Passage provided:
--------
August 21, 2012
‘Jersey Shore Shark Attack’ (2012) and SyFy as Troma
When we got back from the Al Quds rally, I vegged out by watching Jersey Shore Shark Attack (2012).
I thought it would be fun to watch the ginos I grew up with getting their legs bitten off, but annoyingly, the wops save the day.
Still, it had its moments. (They lure the sharks into a cove by throwing sportsbars in the water.)
And I thought, “This has got to be by the same people who made that Danny Bonaduce Bigfoot movie.”
I was right, and it looks like I’m really late to this party:
UPDATE: thanks to the reader who sent this in (NSFW)…
SyFy was behind both, along with the also-similar-looking/feeling Dinocroc vs Supergator, Megapython vs Gateroid -- but not, I was amazed to learn, MegaShark vs Giant Octopus OR Mega Shark vs. Crocosaurus, which are from a totally different bunch of people. Could’ve fooled me.
I’m too lazy to do all the cross referencing using IMDB but surely lots of the same people are involved in all these latter day B-movies, even though the production companies and distributors are different.
Anyway, that got me thinking about Troma and how much I hate them.
People used to say to me, “Kathy, if you like bad movies, you need to rent Surf Nazis Must Die” or some other Troma movie. I did, and these people are wrong.
--------
Written task a:
Write out the passage from the Jersey Shore Shark Attack post between "Still, it had" and "Could’ve fooled me.", inclusive.
--------
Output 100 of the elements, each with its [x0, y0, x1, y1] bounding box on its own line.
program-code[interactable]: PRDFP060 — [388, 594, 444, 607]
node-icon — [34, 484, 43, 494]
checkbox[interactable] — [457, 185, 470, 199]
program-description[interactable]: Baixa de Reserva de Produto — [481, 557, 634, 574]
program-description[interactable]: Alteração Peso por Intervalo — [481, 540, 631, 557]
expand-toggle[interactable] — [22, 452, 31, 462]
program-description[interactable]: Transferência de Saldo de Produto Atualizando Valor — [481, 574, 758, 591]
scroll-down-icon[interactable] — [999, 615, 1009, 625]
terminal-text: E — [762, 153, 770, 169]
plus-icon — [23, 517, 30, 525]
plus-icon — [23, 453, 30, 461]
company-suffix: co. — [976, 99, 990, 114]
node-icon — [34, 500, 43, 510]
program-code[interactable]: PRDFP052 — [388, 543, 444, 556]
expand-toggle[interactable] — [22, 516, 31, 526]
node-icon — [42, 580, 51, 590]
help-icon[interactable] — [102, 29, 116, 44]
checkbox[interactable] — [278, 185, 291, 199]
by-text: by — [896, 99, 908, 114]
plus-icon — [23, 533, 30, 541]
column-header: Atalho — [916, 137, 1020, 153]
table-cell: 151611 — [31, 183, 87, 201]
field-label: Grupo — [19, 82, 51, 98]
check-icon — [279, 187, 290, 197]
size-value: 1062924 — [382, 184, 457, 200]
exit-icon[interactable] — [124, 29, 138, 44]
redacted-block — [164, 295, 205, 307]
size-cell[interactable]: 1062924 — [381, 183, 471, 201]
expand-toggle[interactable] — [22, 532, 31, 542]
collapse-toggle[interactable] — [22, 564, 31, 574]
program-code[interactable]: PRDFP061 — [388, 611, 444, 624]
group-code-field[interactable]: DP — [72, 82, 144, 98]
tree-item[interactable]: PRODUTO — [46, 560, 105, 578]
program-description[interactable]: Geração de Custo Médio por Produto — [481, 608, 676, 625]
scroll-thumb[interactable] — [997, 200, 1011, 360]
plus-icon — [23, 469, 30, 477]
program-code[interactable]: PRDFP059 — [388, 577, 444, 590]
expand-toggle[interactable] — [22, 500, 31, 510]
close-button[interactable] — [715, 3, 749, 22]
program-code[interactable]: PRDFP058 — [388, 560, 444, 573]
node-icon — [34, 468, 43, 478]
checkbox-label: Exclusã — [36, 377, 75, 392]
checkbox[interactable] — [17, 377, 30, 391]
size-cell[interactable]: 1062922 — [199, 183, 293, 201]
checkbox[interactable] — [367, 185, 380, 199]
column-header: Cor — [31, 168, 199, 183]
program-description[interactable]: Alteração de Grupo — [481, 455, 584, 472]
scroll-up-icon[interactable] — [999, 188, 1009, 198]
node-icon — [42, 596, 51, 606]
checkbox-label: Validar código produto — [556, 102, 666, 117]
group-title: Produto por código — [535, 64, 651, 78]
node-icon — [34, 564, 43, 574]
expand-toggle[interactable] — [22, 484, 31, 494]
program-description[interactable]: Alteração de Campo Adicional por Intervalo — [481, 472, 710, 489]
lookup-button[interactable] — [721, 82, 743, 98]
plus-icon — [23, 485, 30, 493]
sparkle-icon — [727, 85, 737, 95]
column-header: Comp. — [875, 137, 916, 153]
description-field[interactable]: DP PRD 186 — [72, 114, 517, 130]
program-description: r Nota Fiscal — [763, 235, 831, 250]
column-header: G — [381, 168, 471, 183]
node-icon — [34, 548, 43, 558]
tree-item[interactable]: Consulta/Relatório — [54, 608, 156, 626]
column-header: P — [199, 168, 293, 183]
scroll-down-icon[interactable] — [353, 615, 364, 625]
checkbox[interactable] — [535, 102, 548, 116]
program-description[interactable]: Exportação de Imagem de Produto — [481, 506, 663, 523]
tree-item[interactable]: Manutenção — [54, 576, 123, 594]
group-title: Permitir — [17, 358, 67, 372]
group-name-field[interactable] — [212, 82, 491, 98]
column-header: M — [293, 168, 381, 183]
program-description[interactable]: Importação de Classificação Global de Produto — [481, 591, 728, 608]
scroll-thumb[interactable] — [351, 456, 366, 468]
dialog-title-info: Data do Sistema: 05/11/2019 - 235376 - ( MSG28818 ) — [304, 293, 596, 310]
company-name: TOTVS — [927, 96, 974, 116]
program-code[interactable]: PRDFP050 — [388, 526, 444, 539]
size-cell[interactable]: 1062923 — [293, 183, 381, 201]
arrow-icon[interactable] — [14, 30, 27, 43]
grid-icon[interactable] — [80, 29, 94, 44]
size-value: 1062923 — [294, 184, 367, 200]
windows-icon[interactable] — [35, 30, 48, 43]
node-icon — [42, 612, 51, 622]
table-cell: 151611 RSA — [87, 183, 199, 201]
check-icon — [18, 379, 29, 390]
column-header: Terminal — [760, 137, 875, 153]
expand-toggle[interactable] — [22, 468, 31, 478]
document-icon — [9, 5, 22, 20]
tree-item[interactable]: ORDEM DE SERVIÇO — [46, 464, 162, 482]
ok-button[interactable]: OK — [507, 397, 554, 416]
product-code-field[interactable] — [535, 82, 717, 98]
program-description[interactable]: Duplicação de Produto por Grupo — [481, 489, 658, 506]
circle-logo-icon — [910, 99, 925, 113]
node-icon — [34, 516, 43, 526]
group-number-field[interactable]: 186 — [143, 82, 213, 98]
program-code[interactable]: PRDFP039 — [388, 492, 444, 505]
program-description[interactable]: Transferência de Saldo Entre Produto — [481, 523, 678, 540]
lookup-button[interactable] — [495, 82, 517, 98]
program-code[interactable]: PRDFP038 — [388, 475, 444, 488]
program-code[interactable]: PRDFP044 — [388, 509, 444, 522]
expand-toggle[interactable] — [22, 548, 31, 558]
--------
Written task b:
Restate the rows word for word, from the first line of the rows through the line holding "program-description[interactable]: Baixa de", both included.

Response a:
Still, it had its moments. (They lure the sharks into a cove by throwing sportsbars in the water.)
And I thought, “This has got to be by the same people who made that Danny Bonaduce Bigfoot movie.”
I was right, and it looks like I’m really late to this party:
UPDATE: thanks to the reader who sent this in (NSFW)…
SyFy was behind both, along with the also-similar-looking/feeling Dinocroc vs Supergator, Megapython vs Gateroid -- but not, I was amazed to learn, MegaShark vs Giant Octopus OR Mega Shark vs. Crocosaurus, which are from a totally different bunch of people. Could’ve fooled me.

Response b:
Output 100 of the elements, each with its [x0, y0, x1, y1] bounding box on its own line.
program-code[interactable]: PRDFP060 — [388, 594, 444, 607]
node-icon — [34, 484, 43, 494]
checkbox[interactable] — [457, 185, 470, 199]
program-description[interactable]: Baixa de Reserva de Produto — [481, 557, 634, 574]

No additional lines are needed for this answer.